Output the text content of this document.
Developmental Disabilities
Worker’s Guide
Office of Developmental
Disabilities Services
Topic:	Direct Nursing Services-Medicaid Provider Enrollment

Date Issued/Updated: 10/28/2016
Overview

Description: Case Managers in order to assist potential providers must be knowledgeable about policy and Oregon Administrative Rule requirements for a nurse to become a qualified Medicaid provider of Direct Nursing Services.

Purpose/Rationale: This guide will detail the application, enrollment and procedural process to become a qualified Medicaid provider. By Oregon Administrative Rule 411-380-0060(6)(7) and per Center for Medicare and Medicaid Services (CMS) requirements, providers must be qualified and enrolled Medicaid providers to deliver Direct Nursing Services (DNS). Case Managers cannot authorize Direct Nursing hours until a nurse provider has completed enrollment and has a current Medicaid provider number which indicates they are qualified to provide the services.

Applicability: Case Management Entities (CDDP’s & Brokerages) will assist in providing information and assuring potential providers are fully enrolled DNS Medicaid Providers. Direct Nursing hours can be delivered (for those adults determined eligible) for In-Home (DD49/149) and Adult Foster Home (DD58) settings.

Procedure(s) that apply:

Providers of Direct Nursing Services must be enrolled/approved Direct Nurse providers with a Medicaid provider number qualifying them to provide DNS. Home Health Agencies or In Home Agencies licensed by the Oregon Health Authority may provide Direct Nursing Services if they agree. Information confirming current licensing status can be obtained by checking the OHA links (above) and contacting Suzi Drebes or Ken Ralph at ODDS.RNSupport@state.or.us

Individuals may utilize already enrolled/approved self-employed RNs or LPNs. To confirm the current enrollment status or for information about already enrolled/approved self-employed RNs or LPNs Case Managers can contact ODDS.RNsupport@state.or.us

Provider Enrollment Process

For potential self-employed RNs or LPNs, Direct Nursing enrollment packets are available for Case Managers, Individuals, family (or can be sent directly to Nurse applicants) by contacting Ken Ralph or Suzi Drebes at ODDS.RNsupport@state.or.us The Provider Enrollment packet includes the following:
==================================================
Read through the data and copy every line where "about" shows up.

**SOLVED EXERCISE**
Description: Case Managers in order to assist potential providers must be knowledgeable about policy and Oregon Administrative Rule requirements for a nurse to become a qualified Medicaid provider of Direct Nursing Services.
Individuals may utilize already enrolled/approved self-employed RNs or LPNs. To confirm the current enrollment status or for information about already enrolled/approved self-employed RNs or LPNs Case Managers can contact ODDS.RNsupport@state.or.us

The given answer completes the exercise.